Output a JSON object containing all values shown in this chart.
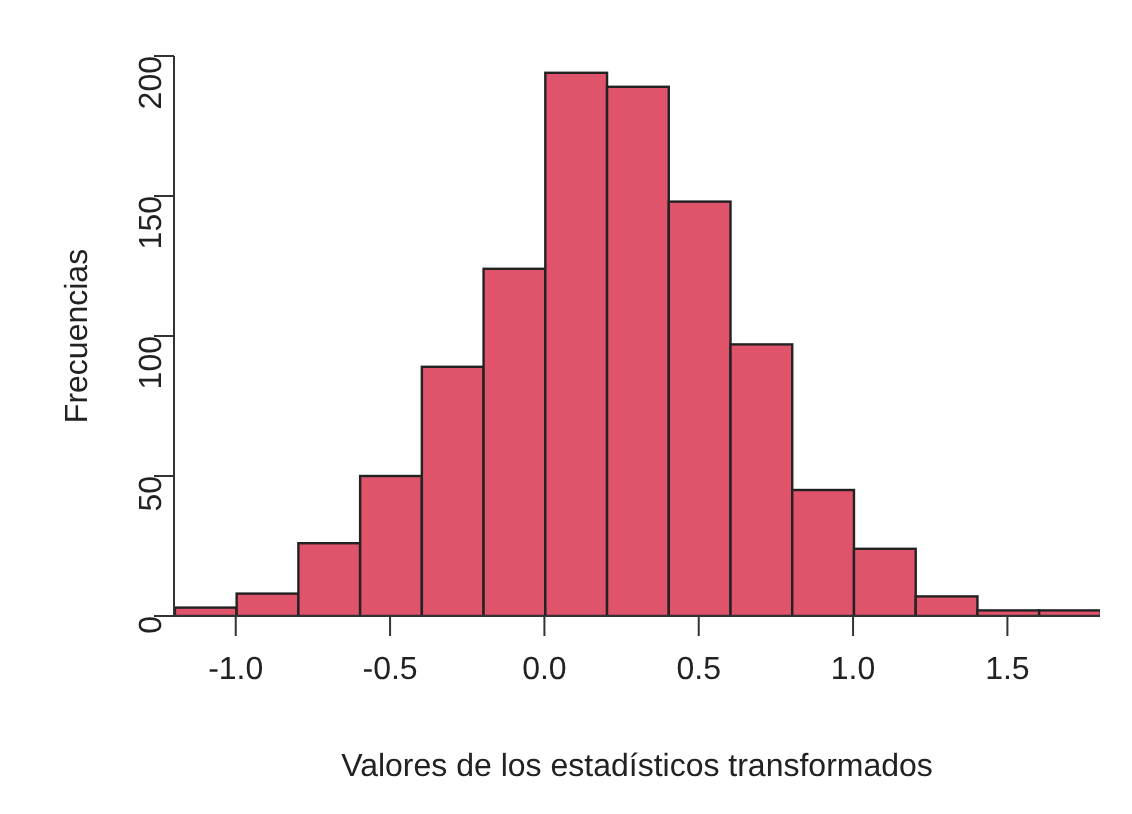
{
  "chart_data": {
    "type": "histogram",
    "xlabel": "Valores de los estadísticos transformados",
    "ylabel": "Frecuencias",
    "bins": [
      -1.2,
      -1.0,
      -0.8,
      -0.6,
      -0.4,
      -0.2,
      0.0,
      0.2,
      0.4,
      0.6,
      0.8,
      1.0,
      1.2,
      1.4,
      1.6,
      1.8
    ],
    "values": [
      3,
      8,
      26,
      50,
      89,
      124,
      194,
      189,
      148,
      97,
      45,
      24,
      7,
      2,
      2
    ],
    "color": "#df536b",
    "xlim": [
      -1.2,
      1.8
    ],
    "xticks": [
      {
        "value": -1,
        "label": "-1.0"
      },
      {
        "value": -0.5,
        "label": "-0.5"
      },
      {
        "value": 0,
        "label": "0.0"
      },
      {
        "value": 0.5,
        "label": "0.5"
      },
      {
        "value": 1,
        "label": "1.0"
      },
      {
        "value": 1.5,
        "label": "1.5"
      }
    ],
    "ylim": [
      0,
      200
    ],
    "yticks": [
      0,
      50,
      100,
      150,
      200
    ],
    "grid": false
  }
}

------------------------------------------------------------

Repeat the material above in full and exactly, omitting the pictures.

§ Finished task
Output a JSON object containing all values shown in this chart.
{
  "chart_data": {
    "type": "histogram",
    "xlabel": "Valores de los estadísticos transformados",
    "ylabel": "Frecuencias",
    "bins": [
      -1.2,
      -1.0,
      -0.8,
      -0.6,
      -0.4,
      -0.2,
      0.0,
      0.2,
      0.4,
      0.6,
      0.8,
      1.0,
      1.2,
      1.4,
      1.6,
      1.8
    ],
    "values": [
      3,
      8,
      26,
      50,
      89,
      124,
      194,
      189,
      148,
      97,
      45,
      24,
      7,
      2,
      2
    ],
    "color": "#df536b",
    "xlim": [
      -1.2,
      1.8
    ],
    "xticks": [
      {
        "value": -1,
        "label": "-1.0"
      },
      {
        "value": -0.5,
        "label": "-0.5"
      },
      {
        "value": 0,
        "label": "0.0"
      },
      {
        "value": 0.5,
        "label": "0.5"
      },
      {
        "value": 1,
        "label": "1.0"
      },
      {
        "value": 1.5,
        "label": "1.5"
      }
    ],
    "ylim": [
      0,
      200
    ],
    "yticks": [
      0,
      50,
      100,
      150,
      200
    ],
    "grid": false
  }
}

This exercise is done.